* _TASK STATEMENT_
In the listing below, find the line containing "Decode this image". Write out that line and every line after it to the end, exactly and only those.

* _PROVIDED RECORDS_

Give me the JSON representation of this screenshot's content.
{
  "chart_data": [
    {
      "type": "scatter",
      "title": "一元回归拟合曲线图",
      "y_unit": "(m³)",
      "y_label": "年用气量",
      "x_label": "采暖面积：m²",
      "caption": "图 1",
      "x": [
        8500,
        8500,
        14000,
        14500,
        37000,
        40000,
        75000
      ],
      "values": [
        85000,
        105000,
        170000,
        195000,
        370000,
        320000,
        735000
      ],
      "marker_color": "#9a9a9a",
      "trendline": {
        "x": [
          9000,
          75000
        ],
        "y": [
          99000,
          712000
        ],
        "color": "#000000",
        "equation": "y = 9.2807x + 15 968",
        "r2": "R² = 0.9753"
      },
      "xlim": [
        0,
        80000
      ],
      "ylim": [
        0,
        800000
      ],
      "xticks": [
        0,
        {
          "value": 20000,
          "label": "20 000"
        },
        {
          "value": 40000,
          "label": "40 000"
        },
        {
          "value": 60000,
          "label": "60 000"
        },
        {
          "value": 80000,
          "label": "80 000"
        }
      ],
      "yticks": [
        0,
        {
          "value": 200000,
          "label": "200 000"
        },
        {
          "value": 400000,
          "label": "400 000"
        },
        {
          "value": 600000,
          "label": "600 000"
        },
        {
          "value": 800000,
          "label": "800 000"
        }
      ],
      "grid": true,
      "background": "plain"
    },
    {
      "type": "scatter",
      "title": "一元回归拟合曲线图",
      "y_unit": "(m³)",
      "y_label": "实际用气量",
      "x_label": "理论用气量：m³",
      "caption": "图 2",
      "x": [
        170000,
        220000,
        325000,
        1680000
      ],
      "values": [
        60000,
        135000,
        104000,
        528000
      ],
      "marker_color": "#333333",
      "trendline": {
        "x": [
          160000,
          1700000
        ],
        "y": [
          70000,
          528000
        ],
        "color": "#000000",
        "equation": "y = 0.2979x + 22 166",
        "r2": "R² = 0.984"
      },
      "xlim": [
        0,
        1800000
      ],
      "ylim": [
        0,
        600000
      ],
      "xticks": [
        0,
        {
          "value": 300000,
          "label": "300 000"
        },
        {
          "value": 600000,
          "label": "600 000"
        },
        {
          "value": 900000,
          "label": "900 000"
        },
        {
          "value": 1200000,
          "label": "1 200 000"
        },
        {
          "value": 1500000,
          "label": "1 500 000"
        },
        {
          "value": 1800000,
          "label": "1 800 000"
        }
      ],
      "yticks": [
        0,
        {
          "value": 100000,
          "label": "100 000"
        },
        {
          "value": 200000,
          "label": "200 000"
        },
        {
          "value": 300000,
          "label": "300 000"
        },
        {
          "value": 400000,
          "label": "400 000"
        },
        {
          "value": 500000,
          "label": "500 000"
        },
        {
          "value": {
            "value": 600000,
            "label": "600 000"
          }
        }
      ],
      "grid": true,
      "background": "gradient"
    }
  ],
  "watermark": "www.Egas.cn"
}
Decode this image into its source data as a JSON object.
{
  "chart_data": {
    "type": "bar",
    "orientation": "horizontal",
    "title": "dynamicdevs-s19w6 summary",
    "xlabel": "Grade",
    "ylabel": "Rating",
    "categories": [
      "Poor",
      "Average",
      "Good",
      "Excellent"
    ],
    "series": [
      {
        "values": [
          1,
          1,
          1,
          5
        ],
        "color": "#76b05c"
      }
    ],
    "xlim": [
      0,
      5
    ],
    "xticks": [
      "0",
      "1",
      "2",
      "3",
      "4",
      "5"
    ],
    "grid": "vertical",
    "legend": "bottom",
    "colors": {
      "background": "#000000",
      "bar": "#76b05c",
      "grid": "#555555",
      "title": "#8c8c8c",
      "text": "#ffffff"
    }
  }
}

* _PROBLEM SOLUTION_
Decode this image into its source data as a JSON object.
{
  "chart_data": {
    "type": "bar",
    "orientation": "horizontal",
    "title": "dynamicdevs-s19w6 summary",
    "xlabel": "Grade",
    "ylabel": "Rating",
    "categories": [
      "Poor",
      "Average",
      "Good",
      "Excellent"
    ],
    "series": [
      {
        "values": [
          1,
          1,
          1,
          5
        ],
        "color": "#76b05c"
      }
    ],
    "xlim": [
      0,
      5
    ],
    "xticks": [
      "0",
      "1",
      "2",
      "3",
      "4",
      "5"
    ],
    "grid": "vertical",
    "legend": "bottom",
    "colors": {
      "background": "#000000",
      "bar": "#76b05c",
      "grid": "#555555",
      "title": "#8c8c8c",
      "text": "#ffffff"
    }
  }
}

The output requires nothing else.